Repeat the listing that follows exactly, please.

============

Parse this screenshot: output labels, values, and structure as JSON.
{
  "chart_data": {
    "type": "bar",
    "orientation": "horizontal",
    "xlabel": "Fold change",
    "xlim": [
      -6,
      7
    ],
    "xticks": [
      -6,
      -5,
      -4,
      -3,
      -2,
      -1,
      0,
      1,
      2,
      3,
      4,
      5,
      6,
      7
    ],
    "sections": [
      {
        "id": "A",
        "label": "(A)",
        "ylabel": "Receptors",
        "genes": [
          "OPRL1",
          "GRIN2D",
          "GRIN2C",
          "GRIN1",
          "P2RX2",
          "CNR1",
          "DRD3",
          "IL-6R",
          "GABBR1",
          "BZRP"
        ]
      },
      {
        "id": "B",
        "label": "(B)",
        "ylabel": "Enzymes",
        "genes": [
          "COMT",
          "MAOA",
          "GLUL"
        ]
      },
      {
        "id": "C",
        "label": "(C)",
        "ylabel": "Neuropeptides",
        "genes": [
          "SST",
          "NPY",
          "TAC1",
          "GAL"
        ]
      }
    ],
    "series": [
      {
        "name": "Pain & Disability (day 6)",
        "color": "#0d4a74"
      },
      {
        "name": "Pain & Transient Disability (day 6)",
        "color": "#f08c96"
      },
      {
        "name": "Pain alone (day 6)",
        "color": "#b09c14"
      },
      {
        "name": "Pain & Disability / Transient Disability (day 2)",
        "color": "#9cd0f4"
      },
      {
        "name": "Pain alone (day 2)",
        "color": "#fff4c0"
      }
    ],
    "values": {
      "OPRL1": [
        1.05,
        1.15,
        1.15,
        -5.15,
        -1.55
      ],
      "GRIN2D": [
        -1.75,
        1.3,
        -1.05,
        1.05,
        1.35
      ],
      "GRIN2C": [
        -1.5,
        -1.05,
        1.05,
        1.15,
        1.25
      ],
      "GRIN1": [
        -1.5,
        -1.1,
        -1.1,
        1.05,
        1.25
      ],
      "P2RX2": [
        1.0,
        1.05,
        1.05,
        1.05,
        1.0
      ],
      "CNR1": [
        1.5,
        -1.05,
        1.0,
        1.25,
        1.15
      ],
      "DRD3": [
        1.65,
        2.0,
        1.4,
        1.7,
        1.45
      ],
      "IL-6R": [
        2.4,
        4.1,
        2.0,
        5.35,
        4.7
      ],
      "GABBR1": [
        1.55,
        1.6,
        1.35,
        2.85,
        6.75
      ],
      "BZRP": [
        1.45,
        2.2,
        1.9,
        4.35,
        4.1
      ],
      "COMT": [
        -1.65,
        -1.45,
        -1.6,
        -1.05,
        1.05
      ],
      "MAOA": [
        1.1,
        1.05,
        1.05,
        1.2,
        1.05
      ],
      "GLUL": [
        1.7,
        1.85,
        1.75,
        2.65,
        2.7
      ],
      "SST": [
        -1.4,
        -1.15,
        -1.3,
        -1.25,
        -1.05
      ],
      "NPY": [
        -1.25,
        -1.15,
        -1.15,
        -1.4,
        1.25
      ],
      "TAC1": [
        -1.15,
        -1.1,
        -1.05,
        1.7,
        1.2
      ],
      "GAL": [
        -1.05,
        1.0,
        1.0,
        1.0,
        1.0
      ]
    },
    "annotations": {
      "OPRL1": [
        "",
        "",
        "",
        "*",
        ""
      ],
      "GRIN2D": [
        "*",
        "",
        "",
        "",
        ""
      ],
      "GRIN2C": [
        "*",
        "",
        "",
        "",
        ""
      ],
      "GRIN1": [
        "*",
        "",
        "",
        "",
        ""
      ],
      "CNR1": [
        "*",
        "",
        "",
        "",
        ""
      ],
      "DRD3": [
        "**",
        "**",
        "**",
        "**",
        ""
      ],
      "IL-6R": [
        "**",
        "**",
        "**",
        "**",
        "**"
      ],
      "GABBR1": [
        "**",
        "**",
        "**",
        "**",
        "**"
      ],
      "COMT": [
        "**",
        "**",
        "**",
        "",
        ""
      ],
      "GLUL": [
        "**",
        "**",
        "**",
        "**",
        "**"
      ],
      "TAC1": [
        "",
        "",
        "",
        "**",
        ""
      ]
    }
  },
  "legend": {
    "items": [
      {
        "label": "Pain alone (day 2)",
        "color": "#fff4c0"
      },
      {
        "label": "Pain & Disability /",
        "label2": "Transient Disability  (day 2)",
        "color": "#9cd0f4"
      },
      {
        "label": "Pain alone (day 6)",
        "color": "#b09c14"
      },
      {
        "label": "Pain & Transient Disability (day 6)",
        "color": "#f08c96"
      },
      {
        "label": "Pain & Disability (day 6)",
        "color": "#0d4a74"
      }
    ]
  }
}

============

## Solution below
Parse this screenshot: output labels, values, and structure as JSON.
{
  "chart_data": {
    "type": "bar",
    "orientation": "horizontal",
    "xlabel": "Fold change",
    "xlim": [
      -6,
      7
    ],
    "xticks": [
      -6,
      -5,
      -4,
      -3,
      -2,
      -1,
      0,
      1,
      2,
      3,
      4,
      5,
      6,
      7
    ],
    "sections": [
      {
        "id": "A",
        "label": "(A)",
        "ylabel": "Receptors",
        "genes": [
          "OPRL1",
          "GRIN2D",
          "GRIN2C",
          "GRIN1",
          "P2RX2",
          "CNR1",
          "DRD3",
          "IL-6R",
          "GABBR1",
          "BZRP"
        ]
      },
      {
        "id": "B",
        "label": "(B)",
        "ylabel": "Enzymes",
        "genes": [
          "COMT",
          "MAOA",
          "GLUL"
        ]
      },
      {
        "id": "C",
        "label": "(C)",
        "ylabel": "Neuropeptides",
        "genes": [
          "SST",
          "NPY",
          "TAC1",
          "GAL"
        ]
      }
    ],
    "series": [
      {
        "name": "Pain & Disability (day 6)",
        "color": "#0d4a74"
      },
      {
        "name": "Pain & Transient Disability (day 6)",
        "color": "#f08c96"
      },
      {
        "name": "Pain alone (day 6)",
        "color": "#b09c14"
      },
      {
        "name": "Pain & Disability / Transient Disability (day 2)",
        "color": "#9cd0f4"
      },
      {
        "name": "Pain alone (day 2)",
        "color": "#fff4c0"
      }
    ],
    "values": {
      "OPRL1": [
        1.05,
        1.15,
        1.15,
        -5.15,
        -1.55
      ],
      "GRIN2D": [
        -1.75,
        1.3,
        -1.05,
        1.05,
        1.35
      ],
      "GRIN2C": [
        -1.5,
        -1.05,
        1.05,
        1.15,
        1.25
      ],
      "GRIN1": [
        -1.5,
        -1.1,
        -1.1,
        1.05,
        1.25
      ],
      "P2RX2": [
        1.0,
        1.05,
        1.05,
        1.05,
        1.0
      ],
      "CNR1": [
        1.5,
        -1.05,
        1.0,
        1.25,
        1.15
      ],
      "DRD3": [
        1.65,
        2.0,
        1.4,
        1.7,
        1.45
      ],
      "IL-6R": [
        2.4,
        4.1,
        2.0,
        5.35,
        4.7
      ],
      "GABBR1": [
        1.55,
        1.6,
        1.35,
        2.85,
        6.75
      ],
      "BZRP": [
        1.45,
        2.2,
        1.9,
        4.35,
        4.1
      ],
      "COMT": [
        -1.65,
        -1.45,
        -1.6,
        -1.05,
        1.05
      ],
      "MAOA": [
        1.1,
        1.05,
        1.05,
        1.2,
        1.05
      ],
      "GLUL": [
        1.7,
        1.85,
        1.75,
        2.65,
        2.7
      ],
      "SST": [
        -1.4,
        -1.15,
        -1.3,
        -1.25,
        -1.05
      ],
      "NPY": [
        -1.25,
        -1.15,
        -1.15,
        -1.4,
        1.25
      ],
      "TAC1": [
        -1.15,
        -1.1,
        -1.05,
        1.7,
        1.2
      ],
      "GAL": [
        -1.05,
        1.0,
        1.0,
        1.0,
        1.0
      ]
    },
    "annotations": {
      "OPRL1": [
        "",
        "",
        "",
        "*",
        ""
      ],
      "GRIN2D": [
        "*",
        "",
        "",
        "",
        ""
      ],
      "GRIN2C": [
        "*",
        "",
        "",
        "",
        ""
      ],
      "GRIN1": [
        "*",
        "",
        "",
        "",
        ""
      ],
      "CNR1": [
        "*",
        "",
        "",
        "",
        ""
      ],
      "DRD3": [
        "**",
        "**",
        "**",
        "**",
        ""
      ],
      "IL-6R": [
        "**",
        "**",
        "**",
        "**",
        "**"
      ],
      "GABBR1": [
        "**",
        "**",
        "**",
        "**",
        "**"
      ],
      "COMT": [
        "**",
        "**",
        "**",
        "",
        ""
      ],
      "GLUL": [
        "**",
        "**",
        "**",
        "**",
        "**"
      ],
      "TAC1": [
        "",
        "",
        "",
        "**",
        ""
      ]
    }
  },
  "legend": {
    "items": [
      {
        "label": "Pain alone (day 2)",
        "color": "#fff4c0"
      },
      {
        "label": "Pain & Disability /",
        "label2": "Transient Disability  (day 2)",
        "color": "#9cd0f4"
      },
      {
        "label": "Pain alone (day 6)",
        "color": "#b09c14"
      },
      {
        "label": "Pain & Transient Disability (day 6)",
        "color": "#f08c96"
      },
      {
        "label": "Pain & Disability (day 6)",
        "color": "#0d4a74"
      }
    ]
  }
}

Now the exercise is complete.